Exercise requirements:
Write out exactly the lines below that run from the line containing "Read this page and output its text content." through the last line of the records.

Data extract:
START

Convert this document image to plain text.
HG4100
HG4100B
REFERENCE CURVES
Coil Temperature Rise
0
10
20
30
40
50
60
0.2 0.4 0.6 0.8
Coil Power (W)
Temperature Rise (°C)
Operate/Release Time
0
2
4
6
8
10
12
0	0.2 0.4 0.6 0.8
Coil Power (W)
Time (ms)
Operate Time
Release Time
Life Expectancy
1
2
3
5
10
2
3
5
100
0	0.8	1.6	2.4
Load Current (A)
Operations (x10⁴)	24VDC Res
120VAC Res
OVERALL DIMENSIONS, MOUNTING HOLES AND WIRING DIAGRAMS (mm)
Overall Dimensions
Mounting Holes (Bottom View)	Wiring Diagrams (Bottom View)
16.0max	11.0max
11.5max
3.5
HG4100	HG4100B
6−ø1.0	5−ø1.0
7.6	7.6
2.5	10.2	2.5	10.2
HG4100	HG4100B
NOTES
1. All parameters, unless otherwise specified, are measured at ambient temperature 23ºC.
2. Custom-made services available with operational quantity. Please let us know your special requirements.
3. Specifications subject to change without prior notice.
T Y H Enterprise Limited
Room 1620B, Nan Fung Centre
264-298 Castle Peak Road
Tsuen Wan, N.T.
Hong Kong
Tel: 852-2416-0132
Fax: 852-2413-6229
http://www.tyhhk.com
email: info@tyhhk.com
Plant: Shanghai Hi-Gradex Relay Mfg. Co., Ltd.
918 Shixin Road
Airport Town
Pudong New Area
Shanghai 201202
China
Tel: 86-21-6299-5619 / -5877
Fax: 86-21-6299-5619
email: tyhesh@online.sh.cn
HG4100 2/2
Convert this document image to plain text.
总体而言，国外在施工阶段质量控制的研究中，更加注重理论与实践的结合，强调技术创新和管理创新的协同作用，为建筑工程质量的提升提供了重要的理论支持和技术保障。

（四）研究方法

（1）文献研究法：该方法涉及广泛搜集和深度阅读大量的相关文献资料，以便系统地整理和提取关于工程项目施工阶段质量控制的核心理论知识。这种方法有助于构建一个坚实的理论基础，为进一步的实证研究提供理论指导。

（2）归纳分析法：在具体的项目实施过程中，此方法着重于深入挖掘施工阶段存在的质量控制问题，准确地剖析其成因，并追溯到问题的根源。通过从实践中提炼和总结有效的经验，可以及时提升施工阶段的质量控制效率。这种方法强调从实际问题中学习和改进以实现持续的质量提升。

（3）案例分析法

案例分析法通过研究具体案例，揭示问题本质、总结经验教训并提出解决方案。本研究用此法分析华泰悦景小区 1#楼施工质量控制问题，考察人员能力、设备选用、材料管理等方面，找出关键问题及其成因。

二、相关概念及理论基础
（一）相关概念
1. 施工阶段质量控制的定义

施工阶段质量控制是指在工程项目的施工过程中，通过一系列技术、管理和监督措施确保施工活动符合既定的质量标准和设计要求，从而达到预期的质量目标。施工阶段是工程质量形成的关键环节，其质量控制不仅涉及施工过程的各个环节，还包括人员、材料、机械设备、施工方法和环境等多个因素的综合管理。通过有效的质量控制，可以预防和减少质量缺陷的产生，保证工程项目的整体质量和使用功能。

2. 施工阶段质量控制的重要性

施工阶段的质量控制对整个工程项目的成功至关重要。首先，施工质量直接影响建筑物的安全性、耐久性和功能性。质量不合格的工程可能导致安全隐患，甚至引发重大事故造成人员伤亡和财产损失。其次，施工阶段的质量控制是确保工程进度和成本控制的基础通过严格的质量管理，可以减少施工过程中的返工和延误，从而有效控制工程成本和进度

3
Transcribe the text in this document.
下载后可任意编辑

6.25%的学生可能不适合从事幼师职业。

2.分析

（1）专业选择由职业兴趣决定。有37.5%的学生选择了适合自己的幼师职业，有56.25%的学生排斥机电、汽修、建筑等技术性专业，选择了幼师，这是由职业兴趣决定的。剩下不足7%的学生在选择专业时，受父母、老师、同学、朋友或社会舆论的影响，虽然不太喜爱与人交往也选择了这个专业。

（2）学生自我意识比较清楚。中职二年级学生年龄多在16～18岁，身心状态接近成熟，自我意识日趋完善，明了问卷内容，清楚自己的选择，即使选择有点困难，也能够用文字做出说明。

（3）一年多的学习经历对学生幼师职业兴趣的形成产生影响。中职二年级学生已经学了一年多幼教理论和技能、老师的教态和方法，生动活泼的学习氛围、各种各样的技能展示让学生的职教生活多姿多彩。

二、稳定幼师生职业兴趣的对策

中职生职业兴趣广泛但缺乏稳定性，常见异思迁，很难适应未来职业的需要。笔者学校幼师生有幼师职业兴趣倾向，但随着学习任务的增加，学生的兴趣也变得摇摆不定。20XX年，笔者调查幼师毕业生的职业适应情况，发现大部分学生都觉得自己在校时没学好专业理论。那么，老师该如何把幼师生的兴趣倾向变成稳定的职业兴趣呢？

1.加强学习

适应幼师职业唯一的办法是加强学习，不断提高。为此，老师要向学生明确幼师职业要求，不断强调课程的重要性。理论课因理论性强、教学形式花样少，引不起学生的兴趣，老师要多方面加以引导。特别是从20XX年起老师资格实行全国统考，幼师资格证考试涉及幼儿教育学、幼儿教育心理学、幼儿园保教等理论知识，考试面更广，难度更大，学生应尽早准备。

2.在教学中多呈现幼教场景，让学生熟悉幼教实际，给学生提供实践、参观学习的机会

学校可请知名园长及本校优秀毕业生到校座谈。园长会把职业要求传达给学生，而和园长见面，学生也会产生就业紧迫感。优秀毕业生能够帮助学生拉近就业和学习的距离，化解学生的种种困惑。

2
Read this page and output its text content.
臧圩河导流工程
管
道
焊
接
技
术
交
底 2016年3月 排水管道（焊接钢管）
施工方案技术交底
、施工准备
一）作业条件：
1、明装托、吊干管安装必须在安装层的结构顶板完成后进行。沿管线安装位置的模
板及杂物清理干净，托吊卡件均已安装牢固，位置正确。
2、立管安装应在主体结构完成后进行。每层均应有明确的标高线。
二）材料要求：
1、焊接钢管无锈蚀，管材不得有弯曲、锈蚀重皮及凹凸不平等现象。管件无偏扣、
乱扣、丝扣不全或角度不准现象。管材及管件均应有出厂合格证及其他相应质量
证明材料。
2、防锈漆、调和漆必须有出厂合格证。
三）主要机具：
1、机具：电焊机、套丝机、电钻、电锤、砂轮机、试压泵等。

END

Answer:
Read this page and output its text content.
臧圩河导流工程
管
道
焊
接
技
术
交
底 2016年3月 排水管道（焊接钢管）
施工方案技术交底
、施工准备
一）作业条件：
1、明装托、吊干管安装必须在安装层的结构顶板完成后进行。沿管线安装位置的模
板及杂物清理干净，托吊卡件均已安装牢固，位置正确。
2、立管安装应在主体结构完成后进行。每层均应有明确的标高线。
二）材料要求：
1、焊接钢管无锈蚀，管材不得有弯曲、锈蚀重皮及凹凸不平等现象。管件无偏扣、
乱扣、丝扣不全或角度不准现象。管材及管件均应有出厂合格证及其他相应质量
证明材料。
2、防锈漆、调和漆必须有出厂合格证。
三）主要机具：
1、机具：电焊机、套丝机、电钻、电锤、砂轮机、试压泵等。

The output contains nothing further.